# Task to carry out
Format every line of the items below as a JSON list of strings, one string per line, omitting blank lines.

--- begin ---

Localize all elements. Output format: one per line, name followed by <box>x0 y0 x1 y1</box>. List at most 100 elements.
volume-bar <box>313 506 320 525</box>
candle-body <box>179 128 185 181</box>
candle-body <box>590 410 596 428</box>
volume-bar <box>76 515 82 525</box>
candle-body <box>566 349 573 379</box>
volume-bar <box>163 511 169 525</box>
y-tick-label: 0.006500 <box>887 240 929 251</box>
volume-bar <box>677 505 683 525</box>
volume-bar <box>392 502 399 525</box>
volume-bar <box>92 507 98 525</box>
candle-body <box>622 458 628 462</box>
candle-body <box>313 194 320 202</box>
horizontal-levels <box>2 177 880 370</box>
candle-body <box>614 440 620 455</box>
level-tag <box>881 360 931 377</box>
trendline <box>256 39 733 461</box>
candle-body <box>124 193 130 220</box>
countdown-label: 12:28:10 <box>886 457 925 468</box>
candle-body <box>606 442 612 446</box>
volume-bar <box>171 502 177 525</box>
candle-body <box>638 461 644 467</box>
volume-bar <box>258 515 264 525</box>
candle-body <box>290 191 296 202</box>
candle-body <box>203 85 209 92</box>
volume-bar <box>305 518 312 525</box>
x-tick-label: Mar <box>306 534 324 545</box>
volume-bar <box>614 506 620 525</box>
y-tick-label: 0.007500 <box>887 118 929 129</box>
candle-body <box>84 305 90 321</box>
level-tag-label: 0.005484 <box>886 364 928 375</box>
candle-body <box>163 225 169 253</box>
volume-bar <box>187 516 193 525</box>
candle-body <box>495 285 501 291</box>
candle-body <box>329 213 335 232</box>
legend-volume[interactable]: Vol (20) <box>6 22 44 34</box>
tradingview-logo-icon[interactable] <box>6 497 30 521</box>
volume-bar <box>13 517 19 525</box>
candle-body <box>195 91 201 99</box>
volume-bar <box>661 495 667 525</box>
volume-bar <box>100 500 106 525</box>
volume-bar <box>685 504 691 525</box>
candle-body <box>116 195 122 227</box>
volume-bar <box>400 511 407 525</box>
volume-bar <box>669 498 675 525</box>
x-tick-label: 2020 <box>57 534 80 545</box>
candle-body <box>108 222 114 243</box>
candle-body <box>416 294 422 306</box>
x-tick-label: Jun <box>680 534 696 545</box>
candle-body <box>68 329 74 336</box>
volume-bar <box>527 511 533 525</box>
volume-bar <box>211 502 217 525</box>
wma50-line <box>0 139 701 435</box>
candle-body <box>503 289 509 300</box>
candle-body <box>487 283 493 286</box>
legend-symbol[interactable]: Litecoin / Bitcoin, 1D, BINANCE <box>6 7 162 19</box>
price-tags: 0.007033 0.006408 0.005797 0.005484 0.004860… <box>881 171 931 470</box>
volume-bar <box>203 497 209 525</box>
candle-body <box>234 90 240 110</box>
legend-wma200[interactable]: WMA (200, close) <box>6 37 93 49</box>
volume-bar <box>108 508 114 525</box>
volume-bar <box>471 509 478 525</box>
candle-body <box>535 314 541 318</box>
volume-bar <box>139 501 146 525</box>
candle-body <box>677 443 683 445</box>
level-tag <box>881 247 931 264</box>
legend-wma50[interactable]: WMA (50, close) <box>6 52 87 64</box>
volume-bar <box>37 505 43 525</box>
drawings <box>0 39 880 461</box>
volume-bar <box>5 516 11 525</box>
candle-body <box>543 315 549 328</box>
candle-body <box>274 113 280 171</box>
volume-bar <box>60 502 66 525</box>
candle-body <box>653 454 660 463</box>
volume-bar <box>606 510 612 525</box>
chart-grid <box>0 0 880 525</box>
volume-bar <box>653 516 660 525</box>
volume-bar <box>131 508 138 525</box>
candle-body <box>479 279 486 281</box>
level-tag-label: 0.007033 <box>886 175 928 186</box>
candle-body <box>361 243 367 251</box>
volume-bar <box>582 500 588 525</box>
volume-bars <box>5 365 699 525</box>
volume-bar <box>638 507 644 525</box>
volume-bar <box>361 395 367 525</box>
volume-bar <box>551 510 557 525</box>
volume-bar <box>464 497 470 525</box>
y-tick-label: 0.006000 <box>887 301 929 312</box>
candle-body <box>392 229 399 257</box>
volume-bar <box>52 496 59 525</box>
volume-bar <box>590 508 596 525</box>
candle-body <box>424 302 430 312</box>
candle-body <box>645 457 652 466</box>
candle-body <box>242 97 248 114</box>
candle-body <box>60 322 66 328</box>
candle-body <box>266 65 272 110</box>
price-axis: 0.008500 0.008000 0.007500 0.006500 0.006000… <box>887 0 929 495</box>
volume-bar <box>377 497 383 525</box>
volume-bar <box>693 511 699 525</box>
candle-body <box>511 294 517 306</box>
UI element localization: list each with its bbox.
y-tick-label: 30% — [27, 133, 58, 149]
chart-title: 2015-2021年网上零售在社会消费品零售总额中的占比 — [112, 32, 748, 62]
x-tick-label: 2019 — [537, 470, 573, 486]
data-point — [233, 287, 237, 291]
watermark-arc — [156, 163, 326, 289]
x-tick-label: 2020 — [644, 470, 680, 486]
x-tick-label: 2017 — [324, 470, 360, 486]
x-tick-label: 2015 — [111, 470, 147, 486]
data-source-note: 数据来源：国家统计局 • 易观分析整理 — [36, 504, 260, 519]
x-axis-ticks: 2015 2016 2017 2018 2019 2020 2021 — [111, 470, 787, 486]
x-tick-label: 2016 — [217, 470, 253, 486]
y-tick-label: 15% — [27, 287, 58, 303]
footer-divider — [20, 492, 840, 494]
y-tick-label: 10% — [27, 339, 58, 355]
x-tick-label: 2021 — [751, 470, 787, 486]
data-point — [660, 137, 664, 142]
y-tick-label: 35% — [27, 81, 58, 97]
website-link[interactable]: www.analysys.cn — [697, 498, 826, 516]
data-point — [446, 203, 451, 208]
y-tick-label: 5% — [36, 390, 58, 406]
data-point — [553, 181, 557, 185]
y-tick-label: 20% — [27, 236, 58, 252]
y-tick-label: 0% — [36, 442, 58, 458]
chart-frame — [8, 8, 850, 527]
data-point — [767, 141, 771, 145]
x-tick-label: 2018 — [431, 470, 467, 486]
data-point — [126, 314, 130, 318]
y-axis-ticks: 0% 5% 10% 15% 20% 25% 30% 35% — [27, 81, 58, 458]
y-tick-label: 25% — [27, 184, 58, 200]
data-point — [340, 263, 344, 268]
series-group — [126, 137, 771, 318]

--- end ---

# Exercise response
[
  "Localize all elements. Output format: one per line, name followed by <box>x0 y0 x1 y1</box>. List at most 100 elements.",
  "volume-bar <box>313 506 320 525</box>",
  "candle-body <box>179 128 185 181</box>",
  "candle-body <box>590 410 596 428</box>",
  "volume-bar <box>76 515 82 525</box>",
  "candle-body <box>566 349 573 379</box>",
  "volume-bar <box>163 511 169 525</box>",
  "y-tick-label: 0.006500 <box>887 240 929 251</box>",
  "volume-bar <box>677 505 683 525</box>",
  "volume-bar <box>392 502 399 525</box>",
  "volume-bar <box>92 507 98 525</box>",
  "candle-body <box>622 458 628 462</box>",
  "candle-body <box>313 194 320 202</box>",
  "horizontal-levels <box>2 177 880 370</box>",
  "candle-body <box>614 440 620 455</box>",
  "level-tag <box>881 360 931 377</box>",
  "trendline <box>256 39 733 461</box>",
  "candle-body <box>124 193 130 220</box>",
  "countdown-label: 12:28:10 <box>886 457 925 468</box>",
  "candle-body <box>606 442 612 446</box>",
  "volume-bar <box>171 502 177 525</box>",
  "candle-body <box>638 461 644 467</box>",
  "volume-bar <box>258 515 264 525</box>",
  "candle-body <box>290 191 296 202</box>",
  "candle-body <box>203 85 209 92</box>",
  "volume-bar <box>305 518 312 525</box>",
  "x-tick-label: Mar <box>306 534 324 545</box>",
  "volume-bar <box>614 506 620 525</box>",
  "y-tick-label: 0.007500 <box>887 118 929 129</box>",
  "candle-body <box>84 305 90 321</box>",
  "level-tag-label: 0.005484 <box>886 364 928 375</box>",
  "candle-body <box>163 225 169 253</box>",
  "volume-bar <box>187 516 193 525</box>",
  "candle-body <box>495 285 501 291</box>",
  "candle-body <box>329 213 335 232</box>",
  "legend-volume[interactable]: Vol (20) <box>6 22 44 34</box>",
  "tradingview-logo-icon[interactable] <box>6 497 30 521</box>",
  "volume-bar <box>13 517 19 525</box>",
  "candle-body <box>195 91 201 99</box>",
  "volume-bar <box>661 495 667 525</box>",
  "volume-bar <box>100 500 106 525</box>",
  "volume-bar <box>685 504 691 525</box>",
  "candle-body <box>116 195 122 227</box>",
  "volume-bar <box>400 511 407 525</box>",
  "volume-bar <box>669 498 675 525</box>",
  "x-tick-label: 2020 <box>57 534 80 545</box>",
  "candle-body <box>108 222 114 243</box>",
  "candle-body <box>416 294 422 306</box>",
  "x-tick-label: Jun <box>680 534 696 545</box>",
  "candle-body <box>68 329 74 336</box>",
  "volume-bar <box>527 511 533 525</box>",
  "volume-bar <box>211 502 217 525</box>",
  "wma50-line <box>0 139 701 435</box>",
  "candle-body <box>503 289 509 300</box>",
  "candle-body <box>487 283 493 286</box>",
  "legend-symbol[interactable]: Litecoin / Bitcoin, 1D, BINANCE <box>6 7 162 19</box>",
  "price-tags: 0.007033 0.006408 0.005797 0.005484 0.004860… <box>881 171 931 470</box>",
  "volume-bar <box>203 497 209 525</box>",
  "candle-body <box>234 90 240 110</box>",
  "legend-wma200[interactable]: WMA (200, close) <box>6 37 93 49</box>",
  "volume-bar <box>108 508 114 525</box>",
  "volume-bar <box>471 509 478 525</box>",
  "candle-body <box>535 314 541 318</box>",
  "volume-bar <box>139 501 146 525</box>",
  "candle-body <box>677 443 683 445</box>",
  "level-tag <box>881 247 931 264</box>",
  "legend-wma50[interactable]: WMA (50, close) <box>6 52 87 64</box>",
  "volume-bar <box>37 505 43 525</box>",
  "drawings <box>0 39 880 461</box>",
  "volume-bar <box>5 516 11 525</box>",
  "candle-body <box>543 315 549 328</box>",
  "candle-body <box>274 113 280 171</box>",
  "volume-bar <box>60 502 66 525</box>",
  "candle-body <box>653 454 660 463</box>",
  "volume-bar <box>606 510 612 525</box>",
  "chart-grid <box>0 0 880 525</box>",
  "volume-bar <box>653 516 660 525</box>",
  "volume-bar <box>131 508 138 525</box>",
  "candle-body <box>479 279 486 281</box>",
  "level-tag-label: 0.007033 <box>886 175 928 186</box>",
  "candle-body <box>361 243 367 251</box>",
  "volume-bar <box>582 500 588 525</box>",
  "volume-bars <box>5 365 699 525</box>",
  "volume-bar <box>638 507 644 525</box>",
  "volume-bar <box>361 395 367 525</box>",
  "volume-bar <box>551 510 557 525</box>",
  "volume-bar <box>464 497 470 525</box>",
  "y-tick-label: 0.006000 <box>887 301 929 312</box>",
  "candle-body <box>392 229 399 257</box>",
  "volume-bar <box>52 496 59 525</box>",
  "volume-bar <box>590 508 596 525</box>",
  "candle-body <box>424 302 430 312</box>",
  "candle-body <box>645 457 652 466</box>",
  "candle-body <box>242 97 248 114</box>",
  "candle-body <box>60 322 66 328</box>",
  "candle-body <box>266 65 272 110</box>",
  "price-axis: 0.008500 0.008000 0.007500 0.006500 0.006000… <box>887 0 929 495</box>",
  "volume-bar <box>377 497 383 525</box>",
  "volume-bar <box>693 511 699 525</box>",
  "candle-body <box>511 294 517 306</box>",
  "UI element localization: list each with its bbox.",
  "y-tick-label: 30% — [27, 133, 58, 149]",
  "chart-title: 2015-2021年网上零售在社会消费品零售总额中的占比 — [112, 32, 748, 62]",
  "x-tick-label: 2019 — [537, 470, 573, 486]",
  "data-point — [233, 287, 237, 291]",
  "watermark-arc — [156, 163, 326, 289]",
  "x-tick-label: 2020 — [644, 470, 680, 486]",
  "x-tick-label: 2017 — [324, 470, 360, 486]",
  "x-tick-label: 2015 — [111, 470, 147, 486]",
  "data-source-note: 数据来源：国家统计局 • 易观分析整理 — [36, 504, 260, 519]",
  "x-axis-ticks: 2015 2016 2017 2018 2019 2020 2021 — [111, 470, 787, 486]",
  "x-tick-label: 2016 — [217, 470, 253, 486]",
  "y-tick-label: 15% — [27, 287, 58, 303]",
  "footer-divider — [20, 492, 840, 494]",
  "y-tick-label: 10% — [27, 339, 58, 355]",
  "x-tick-label: 2021 — [751, 470, 787, 486]",
  "data-point — [660, 137, 664, 142]",
  "y-tick-label: 35% — [27, 81, 58, 97]",
  "website-link[interactable]: www.analysys.cn — [697, 498, 826, 516]",
  "data-point — [446, 203, 451, 208]",
  "y-tick-label: 5% — [36, 390, 58, 406]",
  "data-point — [553, 181, 557, 185]",
  "y-tick-label: 20% — [27, 236, 58, 252]",
  "y-tick-label: 0% — [36, 442, 58, 458]",
  "chart-frame — [8, 8, 850, 527]",
  "data-point — [767, 141, 771, 145]",
  "x-tick-label: 2018 — [431, 470, 467, 486]",
  "data-point — [126, 314, 130, 318]",
  "y-axis-ticks: 0% 5% 10% 15% 20% 25% 30% 35% — [27, 81, 58, 458]",
  "y-tick-label: 25% — [27, 184, 58, 200]",
  "data-point — [340, 263, 344, 268]",
  "series-group — [126, 137, 771, 318]"
]